TASK OBJECTIVE:
Beginning with the line containing "Serialize everything readable" and ending with the last line, repeat the records exactly.

-- DATA TO PROCESS follows --

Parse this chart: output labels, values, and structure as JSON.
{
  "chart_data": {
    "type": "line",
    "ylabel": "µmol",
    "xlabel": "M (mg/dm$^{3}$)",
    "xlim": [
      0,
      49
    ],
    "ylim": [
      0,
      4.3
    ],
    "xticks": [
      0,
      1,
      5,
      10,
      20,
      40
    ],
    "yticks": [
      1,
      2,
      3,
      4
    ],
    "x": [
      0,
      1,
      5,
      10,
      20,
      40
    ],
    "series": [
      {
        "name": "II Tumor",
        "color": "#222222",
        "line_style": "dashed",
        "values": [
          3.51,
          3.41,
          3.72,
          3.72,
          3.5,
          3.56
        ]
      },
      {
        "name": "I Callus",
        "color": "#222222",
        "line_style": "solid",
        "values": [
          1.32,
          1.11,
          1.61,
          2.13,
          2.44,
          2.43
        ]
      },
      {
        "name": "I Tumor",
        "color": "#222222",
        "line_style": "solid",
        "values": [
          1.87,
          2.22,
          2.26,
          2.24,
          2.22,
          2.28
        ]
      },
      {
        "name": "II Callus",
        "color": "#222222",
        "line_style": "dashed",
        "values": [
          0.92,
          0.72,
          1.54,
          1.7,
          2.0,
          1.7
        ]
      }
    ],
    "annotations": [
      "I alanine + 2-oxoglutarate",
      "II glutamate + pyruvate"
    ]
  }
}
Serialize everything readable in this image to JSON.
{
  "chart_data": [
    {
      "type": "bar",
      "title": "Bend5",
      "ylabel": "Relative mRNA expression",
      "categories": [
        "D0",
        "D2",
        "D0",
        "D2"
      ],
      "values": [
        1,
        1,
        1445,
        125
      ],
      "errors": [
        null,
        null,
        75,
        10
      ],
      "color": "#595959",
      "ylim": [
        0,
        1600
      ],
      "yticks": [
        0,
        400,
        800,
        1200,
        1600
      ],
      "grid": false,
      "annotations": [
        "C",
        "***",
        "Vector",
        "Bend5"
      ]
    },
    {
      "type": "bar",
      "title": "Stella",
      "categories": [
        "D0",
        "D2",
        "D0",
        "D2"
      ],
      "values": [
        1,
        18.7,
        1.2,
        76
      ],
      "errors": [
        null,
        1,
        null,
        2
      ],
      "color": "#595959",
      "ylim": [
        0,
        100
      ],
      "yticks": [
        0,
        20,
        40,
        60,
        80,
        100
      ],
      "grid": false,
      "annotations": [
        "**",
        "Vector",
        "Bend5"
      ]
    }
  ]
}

-- DATA TO PROCESS concluded --

ANSWER TO THE EXERCISE:
Serialize everything readable in this image to JSON.
{
  "chart_data": [
    {
      "type": "bar",
      "title": "Bend5",
      "ylabel": "Relative mRNA expression",
      "categories": [
        "D0",
        "D2",
        "D0",
        "D2"
      ],
      "values": [
        1,
        1,
        1445,
        125
      ],
      "errors": [
        null,
        null,
        75,
        10
      ],
      "color": "#595959",
      "ylim": [
        0,
        1600
      ],
      "yticks": [
        0,
        400,
        800,
        1200,
        1600
      ],
      "grid": false,
      "annotations": [
        "C",
        "***",
        "Vector",
        "Bend5"
      ]
    },
    {
      "type": "bar",
      "title": "Stella",
      "categories": [
        "D0",
        "D2",
        "D0",
        "D2"
      ],
      "values": [
        1,
        18.7,
        1.2,
        76
      ],
      "errors": [
        null,
        1,
        null,
        2
      ],
      "color": "#595959",
      "ylim": [
        0,
        100
      ],
      "yticks": [
        0,
        20,
        40,
        60,
        80,
        100
      ],
      "grid": false,
      "annotations": [
        "**",
        "Vector",
        "Bend5"
      ]
    }
  ]
}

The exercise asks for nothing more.